Stored records:
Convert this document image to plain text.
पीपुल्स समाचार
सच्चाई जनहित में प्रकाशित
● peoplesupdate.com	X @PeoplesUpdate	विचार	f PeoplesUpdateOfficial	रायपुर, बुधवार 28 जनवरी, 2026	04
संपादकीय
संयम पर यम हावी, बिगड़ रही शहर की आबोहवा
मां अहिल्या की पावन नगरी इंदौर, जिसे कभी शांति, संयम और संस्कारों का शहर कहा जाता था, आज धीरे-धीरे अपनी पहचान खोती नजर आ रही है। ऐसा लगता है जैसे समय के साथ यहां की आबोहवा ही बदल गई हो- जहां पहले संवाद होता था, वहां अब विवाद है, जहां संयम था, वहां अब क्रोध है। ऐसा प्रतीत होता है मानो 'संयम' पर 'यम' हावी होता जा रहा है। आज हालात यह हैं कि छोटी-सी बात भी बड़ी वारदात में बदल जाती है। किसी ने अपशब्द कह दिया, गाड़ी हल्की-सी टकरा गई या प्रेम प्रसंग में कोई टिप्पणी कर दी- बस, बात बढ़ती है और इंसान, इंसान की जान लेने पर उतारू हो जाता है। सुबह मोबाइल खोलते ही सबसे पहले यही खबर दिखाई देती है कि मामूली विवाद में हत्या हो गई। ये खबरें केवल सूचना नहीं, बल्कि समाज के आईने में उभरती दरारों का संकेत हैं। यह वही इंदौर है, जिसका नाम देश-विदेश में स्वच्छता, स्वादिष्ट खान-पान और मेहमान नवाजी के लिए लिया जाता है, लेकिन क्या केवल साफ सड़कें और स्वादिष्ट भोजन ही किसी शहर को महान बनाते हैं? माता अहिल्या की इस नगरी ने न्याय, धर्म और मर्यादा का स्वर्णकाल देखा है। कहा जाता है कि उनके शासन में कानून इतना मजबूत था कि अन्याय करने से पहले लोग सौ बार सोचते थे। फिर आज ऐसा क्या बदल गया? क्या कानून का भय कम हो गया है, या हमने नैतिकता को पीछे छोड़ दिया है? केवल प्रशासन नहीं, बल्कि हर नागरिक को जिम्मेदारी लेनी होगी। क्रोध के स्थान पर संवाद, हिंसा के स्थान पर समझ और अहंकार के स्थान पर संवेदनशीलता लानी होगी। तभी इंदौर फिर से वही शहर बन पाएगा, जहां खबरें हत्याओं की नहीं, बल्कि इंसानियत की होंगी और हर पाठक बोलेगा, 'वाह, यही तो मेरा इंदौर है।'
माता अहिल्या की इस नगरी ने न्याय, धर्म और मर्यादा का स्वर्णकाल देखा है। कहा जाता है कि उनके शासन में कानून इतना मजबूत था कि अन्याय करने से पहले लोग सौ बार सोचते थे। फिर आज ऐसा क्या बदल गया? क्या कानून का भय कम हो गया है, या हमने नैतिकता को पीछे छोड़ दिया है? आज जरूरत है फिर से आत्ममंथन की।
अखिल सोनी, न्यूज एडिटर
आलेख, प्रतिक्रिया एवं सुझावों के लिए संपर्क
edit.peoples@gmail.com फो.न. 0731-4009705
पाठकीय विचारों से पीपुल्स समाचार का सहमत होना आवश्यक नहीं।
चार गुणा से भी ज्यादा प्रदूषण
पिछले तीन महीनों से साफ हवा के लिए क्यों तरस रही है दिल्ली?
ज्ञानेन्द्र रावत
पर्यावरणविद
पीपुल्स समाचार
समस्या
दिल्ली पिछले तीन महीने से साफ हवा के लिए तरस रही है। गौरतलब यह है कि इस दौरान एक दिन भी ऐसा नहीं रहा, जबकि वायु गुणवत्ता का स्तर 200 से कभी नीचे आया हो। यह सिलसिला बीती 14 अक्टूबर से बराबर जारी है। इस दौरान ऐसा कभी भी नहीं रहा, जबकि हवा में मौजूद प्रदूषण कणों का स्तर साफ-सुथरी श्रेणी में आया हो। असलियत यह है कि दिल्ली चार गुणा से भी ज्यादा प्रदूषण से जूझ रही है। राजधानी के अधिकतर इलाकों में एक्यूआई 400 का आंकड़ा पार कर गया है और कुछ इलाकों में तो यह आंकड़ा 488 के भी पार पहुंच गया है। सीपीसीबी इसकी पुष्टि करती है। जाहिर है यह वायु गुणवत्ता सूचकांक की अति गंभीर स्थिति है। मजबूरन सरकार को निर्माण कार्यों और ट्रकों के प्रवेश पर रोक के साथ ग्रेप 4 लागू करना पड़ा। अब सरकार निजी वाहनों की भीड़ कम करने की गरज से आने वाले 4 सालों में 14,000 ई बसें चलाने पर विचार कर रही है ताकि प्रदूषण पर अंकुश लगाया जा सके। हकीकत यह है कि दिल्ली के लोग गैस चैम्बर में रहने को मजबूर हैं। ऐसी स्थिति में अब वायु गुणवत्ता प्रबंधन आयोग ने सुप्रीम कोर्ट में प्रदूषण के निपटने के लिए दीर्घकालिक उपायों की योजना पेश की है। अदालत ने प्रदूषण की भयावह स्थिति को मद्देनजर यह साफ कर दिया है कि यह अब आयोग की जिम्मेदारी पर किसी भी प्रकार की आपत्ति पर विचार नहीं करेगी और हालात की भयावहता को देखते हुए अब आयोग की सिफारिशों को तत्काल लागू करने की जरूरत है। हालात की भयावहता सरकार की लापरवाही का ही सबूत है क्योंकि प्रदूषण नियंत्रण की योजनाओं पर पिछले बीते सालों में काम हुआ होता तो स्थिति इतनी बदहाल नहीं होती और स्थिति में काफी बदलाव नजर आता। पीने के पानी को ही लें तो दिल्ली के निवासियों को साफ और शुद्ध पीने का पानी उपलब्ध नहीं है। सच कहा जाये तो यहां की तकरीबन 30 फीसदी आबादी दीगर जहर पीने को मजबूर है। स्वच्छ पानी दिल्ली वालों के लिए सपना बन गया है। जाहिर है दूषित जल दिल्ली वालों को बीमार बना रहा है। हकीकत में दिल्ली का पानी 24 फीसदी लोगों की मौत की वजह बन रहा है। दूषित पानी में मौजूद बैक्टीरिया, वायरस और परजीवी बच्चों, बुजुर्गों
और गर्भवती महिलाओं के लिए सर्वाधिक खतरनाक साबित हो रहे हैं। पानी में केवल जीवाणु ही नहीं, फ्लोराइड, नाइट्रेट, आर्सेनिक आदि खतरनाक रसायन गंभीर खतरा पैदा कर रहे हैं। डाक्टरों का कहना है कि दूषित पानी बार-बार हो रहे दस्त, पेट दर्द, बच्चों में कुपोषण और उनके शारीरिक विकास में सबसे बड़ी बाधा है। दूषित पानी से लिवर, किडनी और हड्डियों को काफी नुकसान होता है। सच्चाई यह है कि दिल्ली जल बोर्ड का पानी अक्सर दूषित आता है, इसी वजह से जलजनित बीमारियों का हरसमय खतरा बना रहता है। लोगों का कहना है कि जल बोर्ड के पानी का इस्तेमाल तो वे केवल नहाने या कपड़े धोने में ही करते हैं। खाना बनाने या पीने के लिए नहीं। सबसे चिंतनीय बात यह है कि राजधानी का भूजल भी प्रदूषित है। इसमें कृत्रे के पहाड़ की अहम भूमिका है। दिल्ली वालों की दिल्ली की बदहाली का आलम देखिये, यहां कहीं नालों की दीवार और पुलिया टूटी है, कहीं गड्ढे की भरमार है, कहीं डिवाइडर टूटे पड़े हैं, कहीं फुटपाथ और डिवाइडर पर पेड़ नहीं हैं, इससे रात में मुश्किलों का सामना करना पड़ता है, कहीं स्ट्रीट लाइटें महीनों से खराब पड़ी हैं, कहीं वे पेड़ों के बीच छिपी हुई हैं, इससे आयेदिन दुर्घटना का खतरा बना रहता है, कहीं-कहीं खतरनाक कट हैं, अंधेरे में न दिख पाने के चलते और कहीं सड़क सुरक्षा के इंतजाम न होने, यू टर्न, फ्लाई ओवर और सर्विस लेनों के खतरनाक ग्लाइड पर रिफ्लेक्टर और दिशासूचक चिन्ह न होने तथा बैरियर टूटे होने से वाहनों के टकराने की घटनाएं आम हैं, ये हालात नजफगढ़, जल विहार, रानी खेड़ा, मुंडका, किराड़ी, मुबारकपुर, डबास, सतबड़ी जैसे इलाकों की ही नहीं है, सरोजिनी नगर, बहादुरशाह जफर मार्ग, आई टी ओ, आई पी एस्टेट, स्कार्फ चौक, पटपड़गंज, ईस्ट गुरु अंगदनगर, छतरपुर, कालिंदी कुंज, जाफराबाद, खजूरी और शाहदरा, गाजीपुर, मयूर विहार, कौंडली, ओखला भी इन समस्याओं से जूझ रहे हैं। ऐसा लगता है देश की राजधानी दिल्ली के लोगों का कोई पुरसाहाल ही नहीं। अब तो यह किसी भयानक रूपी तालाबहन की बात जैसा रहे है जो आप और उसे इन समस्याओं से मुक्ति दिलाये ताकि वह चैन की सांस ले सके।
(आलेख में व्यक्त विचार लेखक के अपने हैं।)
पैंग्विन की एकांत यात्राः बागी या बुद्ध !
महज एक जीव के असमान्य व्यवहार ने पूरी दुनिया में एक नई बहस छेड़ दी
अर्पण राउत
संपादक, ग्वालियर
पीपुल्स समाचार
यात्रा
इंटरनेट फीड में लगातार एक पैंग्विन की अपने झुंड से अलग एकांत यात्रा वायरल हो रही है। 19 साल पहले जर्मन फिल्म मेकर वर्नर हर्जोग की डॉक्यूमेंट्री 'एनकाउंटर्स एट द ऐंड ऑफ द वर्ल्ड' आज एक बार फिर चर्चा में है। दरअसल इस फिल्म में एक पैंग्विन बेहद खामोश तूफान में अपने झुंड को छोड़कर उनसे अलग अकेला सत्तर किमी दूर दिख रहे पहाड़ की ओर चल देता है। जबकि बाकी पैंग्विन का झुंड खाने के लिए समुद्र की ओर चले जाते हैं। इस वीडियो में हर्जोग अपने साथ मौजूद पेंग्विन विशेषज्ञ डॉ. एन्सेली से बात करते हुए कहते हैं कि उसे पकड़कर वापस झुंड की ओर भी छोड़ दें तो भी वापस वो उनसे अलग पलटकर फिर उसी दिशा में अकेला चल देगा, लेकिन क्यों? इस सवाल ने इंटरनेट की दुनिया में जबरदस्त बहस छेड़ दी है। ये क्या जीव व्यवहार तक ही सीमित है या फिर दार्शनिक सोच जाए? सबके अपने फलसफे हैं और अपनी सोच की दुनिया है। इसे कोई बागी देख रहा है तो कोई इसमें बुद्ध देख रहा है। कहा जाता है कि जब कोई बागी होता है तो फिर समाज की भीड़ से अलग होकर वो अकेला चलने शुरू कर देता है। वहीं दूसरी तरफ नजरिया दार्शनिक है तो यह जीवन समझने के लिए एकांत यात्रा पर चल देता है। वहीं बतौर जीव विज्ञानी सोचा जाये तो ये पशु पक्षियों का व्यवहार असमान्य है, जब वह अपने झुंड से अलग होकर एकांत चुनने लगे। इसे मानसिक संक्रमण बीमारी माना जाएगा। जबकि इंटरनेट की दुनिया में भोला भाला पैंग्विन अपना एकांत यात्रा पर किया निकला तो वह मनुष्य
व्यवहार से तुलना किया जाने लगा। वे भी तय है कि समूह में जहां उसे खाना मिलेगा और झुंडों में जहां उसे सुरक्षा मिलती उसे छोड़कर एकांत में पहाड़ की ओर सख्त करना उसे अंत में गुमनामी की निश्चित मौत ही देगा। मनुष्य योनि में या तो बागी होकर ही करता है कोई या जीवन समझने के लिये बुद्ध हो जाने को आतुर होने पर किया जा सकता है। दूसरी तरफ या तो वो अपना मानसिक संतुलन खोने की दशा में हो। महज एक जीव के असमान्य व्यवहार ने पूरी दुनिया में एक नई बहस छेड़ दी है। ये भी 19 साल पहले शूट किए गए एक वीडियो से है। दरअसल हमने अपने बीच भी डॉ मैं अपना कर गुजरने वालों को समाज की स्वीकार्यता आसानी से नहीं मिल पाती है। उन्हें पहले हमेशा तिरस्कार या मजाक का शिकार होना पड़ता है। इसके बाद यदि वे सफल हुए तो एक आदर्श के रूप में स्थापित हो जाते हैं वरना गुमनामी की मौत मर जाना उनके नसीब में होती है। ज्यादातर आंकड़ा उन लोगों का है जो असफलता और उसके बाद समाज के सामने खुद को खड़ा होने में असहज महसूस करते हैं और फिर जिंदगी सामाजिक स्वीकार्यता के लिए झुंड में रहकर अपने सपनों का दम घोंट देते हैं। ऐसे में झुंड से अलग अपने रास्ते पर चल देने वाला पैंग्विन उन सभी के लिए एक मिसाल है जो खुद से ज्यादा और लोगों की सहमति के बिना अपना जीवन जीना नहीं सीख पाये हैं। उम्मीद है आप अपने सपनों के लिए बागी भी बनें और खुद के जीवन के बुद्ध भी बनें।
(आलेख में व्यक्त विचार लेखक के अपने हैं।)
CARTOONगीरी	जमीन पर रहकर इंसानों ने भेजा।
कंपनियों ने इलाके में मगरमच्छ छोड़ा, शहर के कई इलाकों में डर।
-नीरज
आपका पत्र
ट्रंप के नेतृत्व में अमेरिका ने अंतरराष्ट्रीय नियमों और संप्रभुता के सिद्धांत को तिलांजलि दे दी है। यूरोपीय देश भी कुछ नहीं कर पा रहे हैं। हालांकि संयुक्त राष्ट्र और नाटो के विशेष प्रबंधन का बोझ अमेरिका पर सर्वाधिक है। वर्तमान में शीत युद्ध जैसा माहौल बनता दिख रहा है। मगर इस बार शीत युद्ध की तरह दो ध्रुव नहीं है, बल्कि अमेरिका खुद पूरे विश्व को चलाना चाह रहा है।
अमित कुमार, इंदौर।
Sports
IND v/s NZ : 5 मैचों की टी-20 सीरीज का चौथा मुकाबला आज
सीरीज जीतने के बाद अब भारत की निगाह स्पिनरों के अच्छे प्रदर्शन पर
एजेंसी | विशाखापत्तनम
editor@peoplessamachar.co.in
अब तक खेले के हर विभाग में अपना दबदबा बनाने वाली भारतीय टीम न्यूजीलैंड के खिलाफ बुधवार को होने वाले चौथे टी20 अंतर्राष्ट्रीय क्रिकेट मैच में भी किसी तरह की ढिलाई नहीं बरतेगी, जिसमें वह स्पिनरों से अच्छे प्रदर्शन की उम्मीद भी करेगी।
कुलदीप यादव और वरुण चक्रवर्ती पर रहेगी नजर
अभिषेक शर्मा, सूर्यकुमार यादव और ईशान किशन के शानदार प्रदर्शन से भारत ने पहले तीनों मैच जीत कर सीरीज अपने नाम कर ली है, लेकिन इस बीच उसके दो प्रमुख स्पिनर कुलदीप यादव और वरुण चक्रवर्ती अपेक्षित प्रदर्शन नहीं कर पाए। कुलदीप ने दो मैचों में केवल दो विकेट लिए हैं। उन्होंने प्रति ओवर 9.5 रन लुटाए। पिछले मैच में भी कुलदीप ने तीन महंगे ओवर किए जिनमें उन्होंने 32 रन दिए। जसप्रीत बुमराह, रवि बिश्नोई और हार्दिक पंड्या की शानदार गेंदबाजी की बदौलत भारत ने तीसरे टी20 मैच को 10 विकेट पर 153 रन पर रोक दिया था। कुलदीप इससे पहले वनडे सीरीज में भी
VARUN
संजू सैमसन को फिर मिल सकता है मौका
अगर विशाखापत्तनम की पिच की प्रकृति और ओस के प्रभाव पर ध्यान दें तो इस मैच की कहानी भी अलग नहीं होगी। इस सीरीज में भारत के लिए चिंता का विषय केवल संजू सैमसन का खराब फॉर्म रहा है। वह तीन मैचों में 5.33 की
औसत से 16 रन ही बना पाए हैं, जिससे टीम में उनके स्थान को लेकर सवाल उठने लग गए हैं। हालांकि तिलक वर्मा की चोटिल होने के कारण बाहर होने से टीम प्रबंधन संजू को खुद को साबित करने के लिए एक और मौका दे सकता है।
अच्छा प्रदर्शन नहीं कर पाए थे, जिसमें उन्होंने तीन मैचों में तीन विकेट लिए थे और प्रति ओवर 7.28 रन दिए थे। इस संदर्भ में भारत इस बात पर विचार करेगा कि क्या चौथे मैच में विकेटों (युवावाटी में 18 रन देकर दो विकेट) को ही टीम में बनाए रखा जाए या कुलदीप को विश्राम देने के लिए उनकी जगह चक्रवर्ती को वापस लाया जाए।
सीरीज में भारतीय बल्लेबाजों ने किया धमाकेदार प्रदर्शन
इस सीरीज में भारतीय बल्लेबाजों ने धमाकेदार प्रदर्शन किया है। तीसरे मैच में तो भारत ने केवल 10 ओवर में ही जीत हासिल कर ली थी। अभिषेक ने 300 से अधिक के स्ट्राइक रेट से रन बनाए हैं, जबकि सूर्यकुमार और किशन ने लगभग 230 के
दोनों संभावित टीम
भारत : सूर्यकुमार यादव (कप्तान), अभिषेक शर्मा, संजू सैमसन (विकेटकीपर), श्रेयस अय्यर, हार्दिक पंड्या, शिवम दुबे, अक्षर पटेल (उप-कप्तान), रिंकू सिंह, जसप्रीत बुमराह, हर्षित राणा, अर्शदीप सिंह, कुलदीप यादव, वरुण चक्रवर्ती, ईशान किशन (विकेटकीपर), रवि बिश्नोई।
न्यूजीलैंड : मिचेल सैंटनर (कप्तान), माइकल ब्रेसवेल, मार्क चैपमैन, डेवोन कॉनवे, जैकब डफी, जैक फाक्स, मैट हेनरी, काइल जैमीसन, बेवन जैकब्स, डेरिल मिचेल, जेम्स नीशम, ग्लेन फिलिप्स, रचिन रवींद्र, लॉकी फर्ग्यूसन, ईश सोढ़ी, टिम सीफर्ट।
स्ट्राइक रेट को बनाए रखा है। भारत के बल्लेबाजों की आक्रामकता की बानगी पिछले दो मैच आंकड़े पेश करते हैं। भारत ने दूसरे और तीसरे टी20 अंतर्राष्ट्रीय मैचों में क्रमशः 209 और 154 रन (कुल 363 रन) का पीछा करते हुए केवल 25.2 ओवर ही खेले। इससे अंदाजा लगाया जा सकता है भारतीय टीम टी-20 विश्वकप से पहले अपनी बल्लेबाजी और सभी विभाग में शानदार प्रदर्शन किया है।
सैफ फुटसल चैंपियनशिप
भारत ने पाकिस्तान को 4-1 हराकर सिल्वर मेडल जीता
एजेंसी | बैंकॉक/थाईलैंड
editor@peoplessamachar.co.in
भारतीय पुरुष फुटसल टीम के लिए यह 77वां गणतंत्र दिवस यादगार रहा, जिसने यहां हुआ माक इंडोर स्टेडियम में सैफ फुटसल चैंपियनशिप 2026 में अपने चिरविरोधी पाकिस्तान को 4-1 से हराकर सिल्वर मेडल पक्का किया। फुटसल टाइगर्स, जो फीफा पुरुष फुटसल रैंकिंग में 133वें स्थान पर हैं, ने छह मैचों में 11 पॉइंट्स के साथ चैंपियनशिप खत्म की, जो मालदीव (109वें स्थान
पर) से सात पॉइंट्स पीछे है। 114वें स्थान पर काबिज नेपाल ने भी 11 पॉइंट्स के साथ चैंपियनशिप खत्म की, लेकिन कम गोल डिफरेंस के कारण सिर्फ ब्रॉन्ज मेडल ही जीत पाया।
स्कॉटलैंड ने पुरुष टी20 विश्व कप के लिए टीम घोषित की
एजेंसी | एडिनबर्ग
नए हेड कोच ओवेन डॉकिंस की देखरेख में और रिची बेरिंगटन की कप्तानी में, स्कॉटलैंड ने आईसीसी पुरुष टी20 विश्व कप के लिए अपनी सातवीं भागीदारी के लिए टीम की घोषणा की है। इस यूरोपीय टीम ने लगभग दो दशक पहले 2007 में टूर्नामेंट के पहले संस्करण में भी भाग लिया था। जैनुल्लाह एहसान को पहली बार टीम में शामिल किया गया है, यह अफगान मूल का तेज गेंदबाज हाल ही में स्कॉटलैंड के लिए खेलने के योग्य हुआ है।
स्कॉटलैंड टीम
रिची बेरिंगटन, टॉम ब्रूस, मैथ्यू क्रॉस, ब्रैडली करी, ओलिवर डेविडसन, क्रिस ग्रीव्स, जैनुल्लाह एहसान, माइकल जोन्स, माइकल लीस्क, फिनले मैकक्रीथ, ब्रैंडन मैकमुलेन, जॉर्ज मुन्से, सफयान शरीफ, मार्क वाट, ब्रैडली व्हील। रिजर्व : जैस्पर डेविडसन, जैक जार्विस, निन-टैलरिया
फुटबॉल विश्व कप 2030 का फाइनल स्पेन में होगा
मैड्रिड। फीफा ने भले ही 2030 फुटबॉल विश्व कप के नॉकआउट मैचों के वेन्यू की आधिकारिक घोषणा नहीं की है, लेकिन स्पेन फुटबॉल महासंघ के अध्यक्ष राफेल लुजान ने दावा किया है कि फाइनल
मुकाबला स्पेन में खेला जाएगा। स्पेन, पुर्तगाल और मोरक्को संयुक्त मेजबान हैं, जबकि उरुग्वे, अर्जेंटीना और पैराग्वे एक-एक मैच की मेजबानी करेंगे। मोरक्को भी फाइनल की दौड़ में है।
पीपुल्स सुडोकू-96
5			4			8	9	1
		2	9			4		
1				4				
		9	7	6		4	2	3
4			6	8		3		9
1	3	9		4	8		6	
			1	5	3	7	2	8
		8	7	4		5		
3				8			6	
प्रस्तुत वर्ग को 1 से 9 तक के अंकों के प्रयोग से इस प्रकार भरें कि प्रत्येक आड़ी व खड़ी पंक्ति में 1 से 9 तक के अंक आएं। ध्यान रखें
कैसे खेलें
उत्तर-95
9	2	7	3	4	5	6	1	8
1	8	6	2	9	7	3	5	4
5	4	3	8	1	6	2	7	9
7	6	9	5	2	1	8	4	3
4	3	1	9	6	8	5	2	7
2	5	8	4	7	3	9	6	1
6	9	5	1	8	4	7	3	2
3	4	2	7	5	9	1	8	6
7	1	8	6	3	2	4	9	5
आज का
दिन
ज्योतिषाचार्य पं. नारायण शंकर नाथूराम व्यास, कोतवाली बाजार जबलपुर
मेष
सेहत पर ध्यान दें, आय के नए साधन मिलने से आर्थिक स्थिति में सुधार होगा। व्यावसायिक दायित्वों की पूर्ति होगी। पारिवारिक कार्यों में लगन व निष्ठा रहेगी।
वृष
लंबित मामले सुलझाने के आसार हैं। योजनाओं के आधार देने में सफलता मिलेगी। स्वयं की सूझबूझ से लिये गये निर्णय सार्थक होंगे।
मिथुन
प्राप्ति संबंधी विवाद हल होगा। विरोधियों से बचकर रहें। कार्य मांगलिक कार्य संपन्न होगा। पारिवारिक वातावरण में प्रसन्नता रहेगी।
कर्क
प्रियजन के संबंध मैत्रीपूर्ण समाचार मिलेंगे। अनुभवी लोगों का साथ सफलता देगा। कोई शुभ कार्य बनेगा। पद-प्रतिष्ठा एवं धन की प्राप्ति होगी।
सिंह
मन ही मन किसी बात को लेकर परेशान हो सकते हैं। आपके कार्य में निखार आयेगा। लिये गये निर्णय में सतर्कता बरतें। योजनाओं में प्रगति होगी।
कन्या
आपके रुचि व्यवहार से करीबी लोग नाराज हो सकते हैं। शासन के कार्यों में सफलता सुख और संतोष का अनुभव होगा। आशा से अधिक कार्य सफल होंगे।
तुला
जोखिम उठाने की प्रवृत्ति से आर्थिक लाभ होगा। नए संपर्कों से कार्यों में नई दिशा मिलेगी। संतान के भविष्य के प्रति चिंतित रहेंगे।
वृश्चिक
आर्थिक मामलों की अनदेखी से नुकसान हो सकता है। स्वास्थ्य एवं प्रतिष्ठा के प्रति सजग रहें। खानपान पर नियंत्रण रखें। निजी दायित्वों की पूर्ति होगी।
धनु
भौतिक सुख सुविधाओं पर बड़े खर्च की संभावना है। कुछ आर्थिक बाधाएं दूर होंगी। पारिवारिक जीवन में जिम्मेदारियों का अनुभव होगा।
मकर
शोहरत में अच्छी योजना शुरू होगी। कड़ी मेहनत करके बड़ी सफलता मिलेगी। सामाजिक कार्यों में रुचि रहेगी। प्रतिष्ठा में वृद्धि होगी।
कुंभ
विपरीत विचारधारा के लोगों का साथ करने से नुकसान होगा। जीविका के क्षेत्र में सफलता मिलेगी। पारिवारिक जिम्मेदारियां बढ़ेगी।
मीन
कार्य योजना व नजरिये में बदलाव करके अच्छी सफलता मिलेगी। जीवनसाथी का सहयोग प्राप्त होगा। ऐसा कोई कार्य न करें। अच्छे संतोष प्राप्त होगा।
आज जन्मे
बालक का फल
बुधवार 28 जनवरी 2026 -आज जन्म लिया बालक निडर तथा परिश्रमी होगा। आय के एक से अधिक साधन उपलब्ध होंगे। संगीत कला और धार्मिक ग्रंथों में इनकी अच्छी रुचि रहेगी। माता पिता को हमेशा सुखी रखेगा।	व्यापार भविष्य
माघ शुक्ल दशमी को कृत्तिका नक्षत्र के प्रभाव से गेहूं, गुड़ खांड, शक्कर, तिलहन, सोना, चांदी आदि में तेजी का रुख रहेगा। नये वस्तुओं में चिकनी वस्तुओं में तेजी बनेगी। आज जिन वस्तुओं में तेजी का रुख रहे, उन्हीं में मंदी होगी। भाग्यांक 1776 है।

Requirement: Lines that include the word "जनवर" — how many are there in the data? Answer with the number alone.

Response to the task: 2